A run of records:
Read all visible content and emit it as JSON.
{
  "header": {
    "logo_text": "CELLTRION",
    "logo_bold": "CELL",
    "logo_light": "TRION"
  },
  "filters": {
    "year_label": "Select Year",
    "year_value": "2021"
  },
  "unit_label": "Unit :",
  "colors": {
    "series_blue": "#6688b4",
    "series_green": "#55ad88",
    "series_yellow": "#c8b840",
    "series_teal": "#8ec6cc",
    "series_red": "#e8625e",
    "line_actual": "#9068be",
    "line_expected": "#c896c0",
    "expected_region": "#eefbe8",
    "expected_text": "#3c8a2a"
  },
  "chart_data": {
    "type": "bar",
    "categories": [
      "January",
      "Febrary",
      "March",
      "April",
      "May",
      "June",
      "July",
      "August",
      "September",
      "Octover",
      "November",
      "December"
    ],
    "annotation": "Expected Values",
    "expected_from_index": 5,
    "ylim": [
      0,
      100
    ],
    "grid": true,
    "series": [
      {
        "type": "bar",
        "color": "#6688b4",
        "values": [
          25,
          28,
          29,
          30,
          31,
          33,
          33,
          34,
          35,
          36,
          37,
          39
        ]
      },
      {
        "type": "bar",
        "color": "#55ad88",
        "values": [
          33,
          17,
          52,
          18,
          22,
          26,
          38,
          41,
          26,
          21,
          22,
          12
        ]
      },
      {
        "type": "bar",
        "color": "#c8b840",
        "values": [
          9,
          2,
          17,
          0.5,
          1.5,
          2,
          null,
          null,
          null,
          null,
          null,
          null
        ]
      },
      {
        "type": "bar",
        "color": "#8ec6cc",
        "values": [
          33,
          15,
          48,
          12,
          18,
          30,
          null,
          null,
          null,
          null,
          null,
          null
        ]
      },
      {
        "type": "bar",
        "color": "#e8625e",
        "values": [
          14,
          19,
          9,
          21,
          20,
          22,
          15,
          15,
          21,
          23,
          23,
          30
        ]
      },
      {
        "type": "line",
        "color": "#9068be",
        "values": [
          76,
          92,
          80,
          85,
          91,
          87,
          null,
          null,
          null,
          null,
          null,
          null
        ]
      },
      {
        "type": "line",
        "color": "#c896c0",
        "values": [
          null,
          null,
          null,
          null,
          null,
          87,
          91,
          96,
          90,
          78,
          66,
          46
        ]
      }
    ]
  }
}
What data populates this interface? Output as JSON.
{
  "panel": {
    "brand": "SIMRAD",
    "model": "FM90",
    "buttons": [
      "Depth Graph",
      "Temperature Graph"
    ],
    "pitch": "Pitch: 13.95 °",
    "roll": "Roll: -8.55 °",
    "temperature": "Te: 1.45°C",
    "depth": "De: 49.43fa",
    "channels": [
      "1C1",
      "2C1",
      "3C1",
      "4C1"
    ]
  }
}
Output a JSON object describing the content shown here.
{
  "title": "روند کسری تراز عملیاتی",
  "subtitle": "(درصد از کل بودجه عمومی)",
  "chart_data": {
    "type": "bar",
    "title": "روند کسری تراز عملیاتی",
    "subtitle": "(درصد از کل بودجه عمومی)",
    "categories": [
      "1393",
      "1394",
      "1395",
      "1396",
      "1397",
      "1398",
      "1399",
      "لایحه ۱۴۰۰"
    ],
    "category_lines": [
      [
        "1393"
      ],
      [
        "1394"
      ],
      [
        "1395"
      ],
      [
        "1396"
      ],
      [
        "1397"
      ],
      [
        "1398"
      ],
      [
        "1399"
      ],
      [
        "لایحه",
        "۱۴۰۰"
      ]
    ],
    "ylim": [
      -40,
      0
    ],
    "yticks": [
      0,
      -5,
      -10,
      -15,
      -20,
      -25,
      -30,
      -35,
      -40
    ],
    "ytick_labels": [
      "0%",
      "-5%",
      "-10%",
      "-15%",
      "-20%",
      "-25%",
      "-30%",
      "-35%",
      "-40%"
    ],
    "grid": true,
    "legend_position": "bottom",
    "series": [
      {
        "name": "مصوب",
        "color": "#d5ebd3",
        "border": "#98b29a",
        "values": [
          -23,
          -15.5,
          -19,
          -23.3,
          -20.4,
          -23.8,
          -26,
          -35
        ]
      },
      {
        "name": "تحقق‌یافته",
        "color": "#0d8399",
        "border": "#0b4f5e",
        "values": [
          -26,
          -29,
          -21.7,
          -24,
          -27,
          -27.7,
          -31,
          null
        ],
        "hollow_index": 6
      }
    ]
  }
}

Work required »
Go through the listing and copy all of it exactly.

Output of the exercise »
Read all visible content and emit it as JSON.
{
  "header": {
    "logo_text": "CELLTRION",
    "logo_bold": "CELL",
    "logo_light": "TRION"
  },
  "filters": {
    "year_label": "Select Year",
    "year_value": "2021"
  },
  "unit_label": "Unit :",
  "colors": {
    "series_blue": "#6688b4",
    "series_green": "#55ad88",
    "series_yellow": "#c8b840",
    "series_teal": "#8ec6cc",
    "series_red": "#e8625e",
    "line_actual": "#9068be",
    "line_expected": "#c896c0",
    "expected_region": "#eefbe8",
    "expected_text": "#3c8a2a"
  },
  "chart_data": {
    "type": "bar",
    "categories": [
      "January",
      "Febrary",
      "March",
      "April",
      "May",
      "June",
      "July",
      "August",
      "September",
      "Octover",
      "November",
      "December"
    ],
    "annotation": "Expected Values",
    "expected_from_index": 5,
    "ylim": [
      0,
      100
    ],
    "grid": true,
    "series": [
      {
        "type": "bar",
        "color": "#6688b4",
        "values": [
          25,
          28,
          29,
          30,
          31,
          33,
          33,
          34,
          35,
          36,
          37,
          39
        ]
      },
      {
        "type": "bar",
        "color": "#55ad88",
        "values": [
          33,
          17,
          52,
          18,
          22,
          26,
          38,
          41,
          26,
          21,
          22,
          12
        ]
      },
      {
        "type": "bar",
        "color": "#c8b840",
        "values": [
          9,
          2,
          17,
          0.5,
          1.5,
          2,
          null,
          null,
          null,
          null,
          null,
          null
        ]
      },
      {
        "type": "bar",
        "color": "#8ec6cc",
        "values": [
          33,
          15,
          48,
          12,
          18,
          30,
          null,
          null,
          null,
          null,
          null,
          null
        ]
      },
      {
        "type": "bar",
        "color": "#e8625e",
        "values": [
          14,
          19,
          9,
          21,
          20,
          22,
          15,
          15,
          21,
          23,
          23,
          30
        ]
      },
      {
        "type": "line",
        "color": "#9068be",
        "values": [
          76,
          92,
          80,
          85,
          91,
          87,
          null,
          null,
          null,
          null,
          null,
          null
        ]
      },
      {
        "type": "line",
        "color": "#c896c0",
        "values": [
          null,
          null,
          null,
          null,
          null,
          87,
          91,
          96,
          90,
          78,
          66,
          46
        ]
      }
    ]
  }
}
What data populates this interface? Output as JSON.
{
  "panel": {
    "brand": "SIMRAD",
    "model": "FM90",
    "buttons": [
      "Depth Graph",
      "Temperature Graph"
    ],
    "pitch": "Pitch: 13.95 °",
    "roll": "Roll: -8.55 °",
    "temperature": "Te: 1.45°C",
    "depth": "De: 49.43fa",
    "channels": [
      "1C1",
      "2C1",
      "3C1",
      "4C1"
    ]
  }
}
Output a JSON object describing the content shown here.
{
  "title": "روند کسری تراز عملیاتی",
  "subtitle": "(درصد از کل بودجه عمومی)",
  "chart_data": {
    "type": "bar",
    "title": "روند کسری تراز عملیاتی",
    "subtitle": "(درصد از کل بودجه عمومی)",
    "categories": [
      "1393",
      "1394",
      "1395",
      "1396",
      "1397",
      "1398",
      "1399",
      "لایحه ۱۴۰۰"
    ],
    "category_lines": [
      [
        "1393"
      ],
      [
        "1394"
      ],
      [
        "1395"
      ],
      [
        "1396"
      ],
      [
        "1397"
      ],
      [
        "1398"
      ],
      [
        "1399"
      ],
      [
        "لایحه",
        "۱۴۰۰"
      ]
    ],
    "ylim": [
      -40,
      0
    ],
    "yticks": [
      0,
      -5,
      -10,
      -15,
      -20,
      -25,
      -30,
      -35,
      -40
    ],
    "ytick_labels": [
      "0%",
      "-5%",
      "-10%",
      "-15%",
      "-20%",
      "-25%",
      "-30%",
      "-35%",
      "-40%"
    ],
    "grid": true,
    "legend_position": "bottom",
    "series": [
      {
        "name": "مصوب",
        "color": "#d5ebd3",
        "border": "#98b29a",
        "values": [
          -23,
          -15.5,
          -19,
          -23.3,
          -20.4,
          -23.8,
          -26,
          -35
        ]
      },
      {
        "name": "تحقق‌یافته",
        "color": "#0d8399",
        "border": "#0b4f5e",
        "values": [
          -26,
          -29,
          -21.7,
          -24,
          -27,
          -27.7,
          -31,
          null
        ],
        "hollow_index": 6
      }
    ]
  }
}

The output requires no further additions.